### Problem statement
Omit images. Retype all entries verbatim.

---+---

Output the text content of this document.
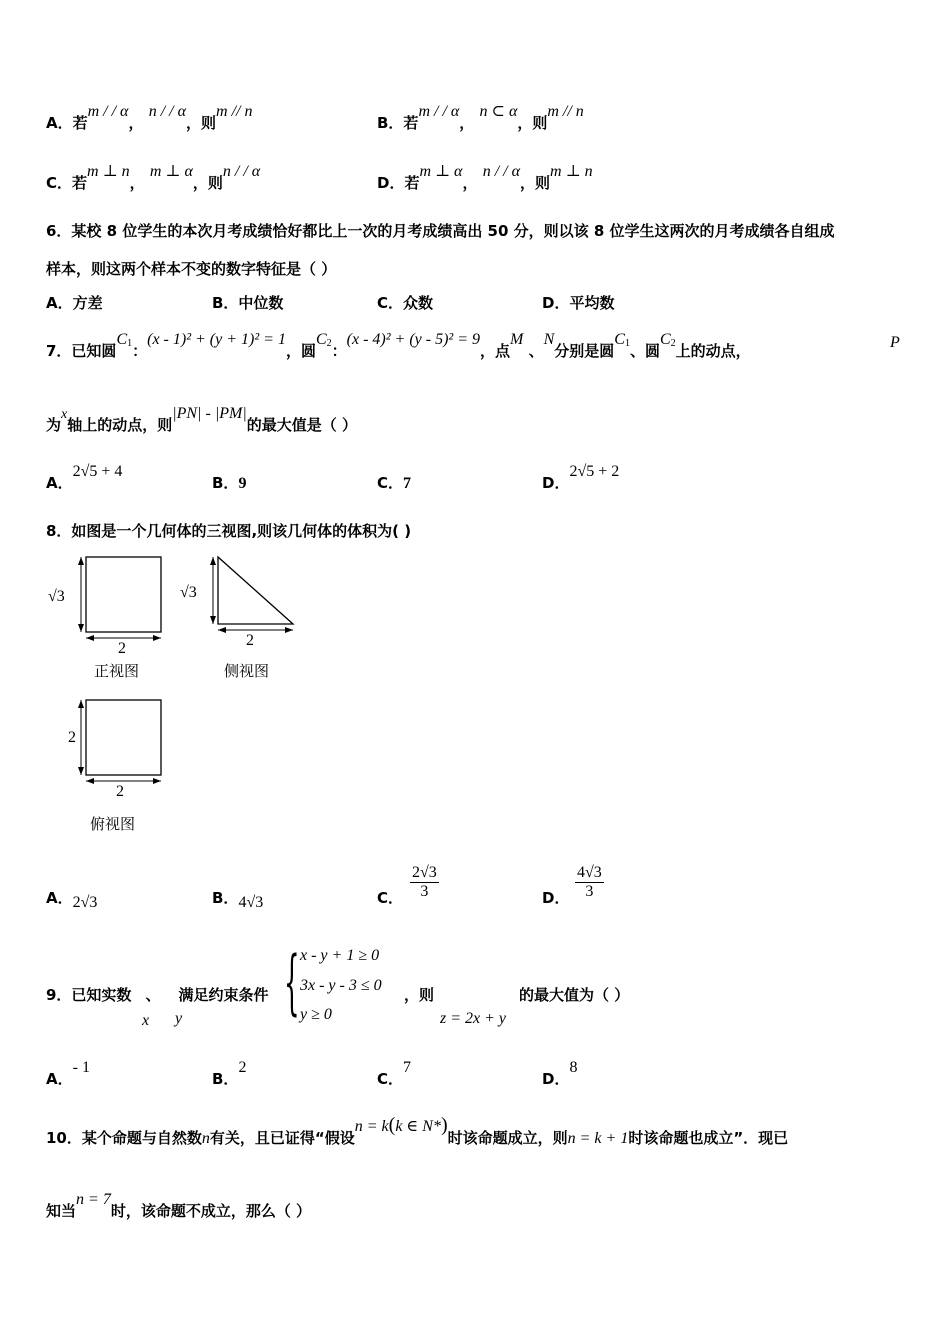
A．若m / / α， n / / α，则m // n
B．若m / / α， n ⊂ α，则m // n
C．若m ⊥ n， m ⊥ α，则n / / α
D．若m ⊥ α， n / / α，则m ⊥ n
6．某校 8 位学生的本次月考成绩恰好都比上一次的月考成绩高出 50 分，则以该 8 位学生这两次的月考成绩各自组成
样本，则这两个样本不变的数字特征是（ ）
A．方差	B．中位数	C．众数	D．平均数
7．已知圆$C_1$：(x - 1)² + (y + 1)² = 1，圆$C_2$：(x - 4)² + (y - 5)² = 9，点M 、N分别是圆$C_1$、圆$C_2$上的动点，	P
为x轴上的动点，则|PN| - |PM|的最大值是（ ）
A．2√5 + 4
B．9	C．7	D．2√5 + 2
8．如图是一个几何体的三视图,则该几何体的体积为( )
√3
2
正视图
√3
2
侧视图
2
2
俯视图
A．2√3	B．4√3	C． $\frac{2√3}{3}$	D． $\frac{4√3}{3}$
9．已知实数 、 满足约束条件
x y { x - y + 1 ≥ 0
3x - y - 3 ≤ 0
y ≥ 0
，则
z = 2x + y
的最大值为（ ）
A．- 1
B．2
C．7
D．8
10．某个命题与自然数n有关，且已证得“假设n = k(k ∈ N*)时该命题成立，则n = k + 1时该命题也成立”．现已
知当n = 7时，该命题不成立，那么（ ）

---+---

### Task response
Output the text content of this document.
A．若m / / α， n / / α，则m // n
B．若m / / α， n ⊂ α，则m // n
C．若m ⊥ n， m ⊥ α，则n / / α
D．若m ⊥ α， n / / α，则m ⊥ n
6．某校 8 位学生的本次月考成绩恰好都比上一次的月考成绩高出 50 分，则以该 8 位学生这两次的月考成绩各自组成
样本，则这两个样本不变的数字特征是（ ）
A．方差	B．中位数	C．众数	D．平均数
7．已知圆$C_1$：(x - 1)² + (y + 1)² = 1，圆$C_2$：(x - 4)² + (y - 5)² = 9，点M 、N分别是圆$C_1$、圆$C_2$上的动点，	P
为x轴上的动点，则|PN| - |PM|的最大值是（ ）
A．2√5 + 4
B．9	C．7	D．2√5 + 2
8．如图是一个几何体的三视图,则该几何体的体积为( )
√3
2
正视图
√3
2
侧视图
2
2
俯视图
A．2√3	B．4√3	C． $\frac{2√3}{3}$	D． $\frac{4√3}{3}$
9．已知实数 、 满足约束条件
x y { x - y + 1 ≥ 0
3x - y - 3 ≤ 0
y ≥ 0
，则
z = 2x + y
的最大值为（ ）
A．- 1
B．2
C．7
D．8
10．某个命题与自然数n有关，且已证得“假设n = k(k ∈ N*)时该命题成立，则n = k + 1时该命题也成立”．现已
知当n = 7时，该命题不成立，那么（ ）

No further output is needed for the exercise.